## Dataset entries
· · · · · · ·

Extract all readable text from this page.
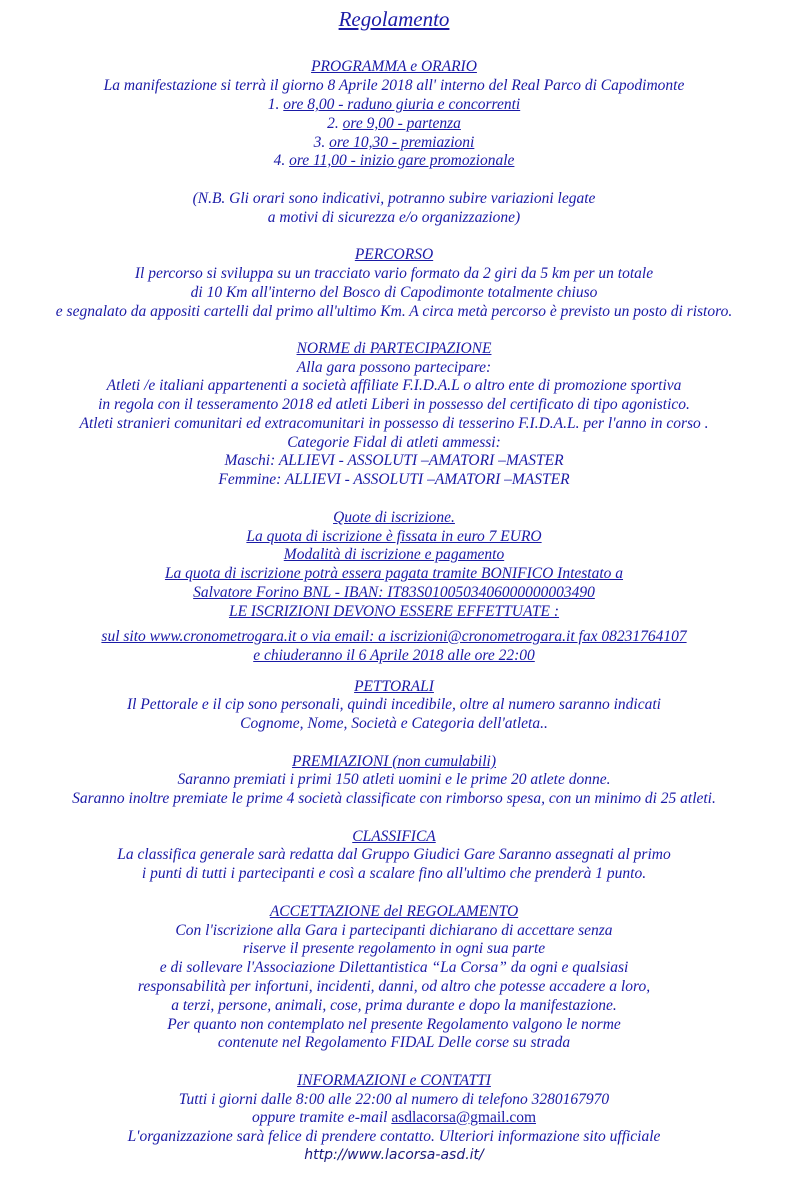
Regolamento
PROGRAMMA e ORARIO
La manifestazione si terrà il giorno 8 Aprile 2018 all' interno del Real Parco di Capodimonte
1. ore 8,00 - raduno giuria e concorrenti
2. ore 9,00 - partenza
3. ore 10,30 - premiazioni
4. ore 11,00 - inizio gare promozionale
(N.B. Gli orari sono indicativi, potranno subire variazioni legate
a motivi di sicurezza e/o organizzazione)
PERCORSO
Il percorso si sviluppa su un tracciato vario formato da 2 giri da 5 km per un totale
di 10 Km all'interno del Bosco di Capodimonte totalmente chiuso
e segnalato da appositi cartelli dal primo all'ultimo Km. A circa metà percorso è previsto un posto di ristoro.
NORME di PARTECIPAZIONE
Alla gara possono partecipare:
Atleti /e italiani appartenenti a società affiliate F.I.D.A.L o altro ente di promozione sportiva
in regola con il tesseramento 2018 ed atleti Liberi in possesso del certificato di tipo agonistico.
Atleti stranieri comunitari ed extracomunitari in possesso di tesserino F.I.D.A.L. per l'anno in corso .
Categorie Fidal di atleti ammessi:
Maschi: ALLIEVI - ASSOLUTI –AMATORI –MASTER
Femmine: ALLIEVI - ASSOLUTI –AMATORI –MASTER
Quote di iscrizione.
La quota di iscrizione è fissata in euro 7 EURO
Modalità di iscrizione e pagamento
La quota di iscrizione potrà essera pagata tramite BONIFICO Intestato a
Salvatore Forino BNL - IBAN: IT83S0100503406000000003490
LE ISCRIZIONI DEVONO ESSERE EFFETTUATE :
sul sito www.cronometrogara.it o via email: a iscrizioni@cronometrogara.it fax 08231764107
e chiuderanno il 6 Aprile 2018 alle ore 22:00
PETTORALI
Il Pettorale e il cip sono personali, quindi incedibile, oltre al numero saranno indicati
Cognome, Nome, Società e Categoria dell'atleta..
PREMIAZIONI (non cumulabili)
Saranno premiati i primi 150 atleti uomini e le prime 20 atlete donne.
Saranno inoltre premiate le prime 4 società classificate con rimborso spesa, con un minimo di 25 atleti.
CLASSIFICA
La classifica generale sarà redatta dal Gruppo Giudici Gare Saranno assegnati al primo
i punti di tutti i partecipanti e così a scalare fino all'ultimo che prenderà 1 punto.
ACCETTAZIONE del REGOLAMENTO
Con l'iscrizione alla Gara i partecipanti dichiarano di accettare senza
riserve il presente regolamento in ogni sua parte
e di sollevare l'Associazione Dilettantistica “La Corsa” da ogni e qualsiasi
responsabilità per infortuni, incidenti, danni, od altro che potesse accadere a loro,
a terzi, persone, animali, cose, prima durante e dopo la manifestazione.
Per quanto non contemplato nel presente Regolamento valgono le norme
contenute nel Regolamento FIDAL Delle corse su strada
INFORMAZIONI e CONTATTI
Tutti i giorni dalle 8:00 alle 22:00 al numero di telefono 3280167970
oppure tramite e-mail asdlacorsa@gmail.com
L'organizzazione sarà felice di prendere contatto. Ulteriori informazione sito ufficiale
http://www.lacorsa-asd.it/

· · · · · · ·

## Stated problem
Copy out the whole listing exactly, and don't carry over any pictures.

## Response to this task
Extract all readable text from this page.
Regolamento
PROGRAMMA e ORARIO
La manifestazione si terrà il giorno 8 Aprile 2018 all' interno del Real Parco di Capodimonte
1. ore 8,00 - raduno giuria e concorrenti
2. ore 9,00 - partenza
3. ore 10,30 - premiazioni
4. ore 11,00 - inizio gare promozionale
(N.B. Gli orari sono indicativi, potranno subire variazioni legate
a motivi di sicurezza e/o organizzazione)
PERCORSO
Il percorso si sviluppa su un tracciato vario formato da 2 giri da 5 km per un totale
di 10 Km all'interno del Bosco di Capodimonte totalmente chiuso
e segnalato da appositi cartelli dal primo all'ultimo Km. A circa metà percorso è previsto un posto di ristoro.
NORME di PARTECIPAZIONE
Alla gara possono partecipare:
Atleti /e italiani appartenenti a società affiliate F.I.D.A.L o altro ente di promozione sportiva
in regola con il tesseramento 2018 ed atleti Liberi in possesso del certificato di tipo agonistico.
Atleti stranieri comunitari ed extracomunitari in possesso di tesserino F.I.D.A.L. per l'anno in corso .
Categorie Fidal di atleti ammessi:
Maschi: ALLIEVI - ASSOLUTI –AMATORI –MASTER
Femmine: ALLIEVI - ASSOLUTI –AMATORI –MASTER
Quote di iscrizione.
La quota di iscrizione è fissata in euro 7 EURO
Modalità di iscrizione e pagamento
La quota di iscrizione potrà essera pagata tramite BONIFICO Intestato a
Salvatore Forino BNL - IBAN: IT83S0100503406000000003490
LE ISCRIZIONI DEVONO ESSERE EFFETTUATE :
sul sito www.cronometrogara.it o via email: a iscrizioni@cronometrogara.it fax 08231764107
e chiuderanno il 6 Aprile 2018 alle ore 22:00
PETTORALI
Il Pettorale e il cip sono personali, quindi incedibile, oltre al numero saranno indicati
Cognome, Nome, Società e Categoria dell'atleta..
PREMIAZIONI (non cumulabili)
Saranno premiati i primi 150 atleti uomini e le prime 20 atlete donne.
Saranno inoltre premiate le prime 4 società classificate con rimborso spesa, con un minimo di 25 atleti.
CLASSIFICA
La classifica generale sarà redatta dal Gruppo Giudici Gare Saranno assegnati al primo
i punti di tutti i partecipanti e così a scalare fino all'ultimo che prenderà 1 punto.
ACCETTAZIONE del REGOLAMENTO
Con l'iscrizione alla Gara i partecipanti dichiarano di accettare senza
riserve il presente regolamento in ogni sua parte
e di sollevare l'Associazione Dilettantistica “La Corsa” da ogni e qualsiasi
responsabilità per infortuni, incidenti, danni, od altro che potesse accadere a loro,
a terzi, persone, animali, cose, prima durante e dopo la manifestazione.
Per quanto non contemplato nel presente Regolamento valgono le norme
contenute nel Regolamento FIDAL Delle corse su strada
INFORMAZIONI e CONTATTI
Tutti i giorni dalle 8:00 alle 22:00 al numero di telefono 3280167970
oppure tramite e-mail asdlacorsa@gmail.com
L'organizzazione sarà felice di prendere contatto. Ulteriori informazione sito ufficiale
http://www.lacorsa-asd.it/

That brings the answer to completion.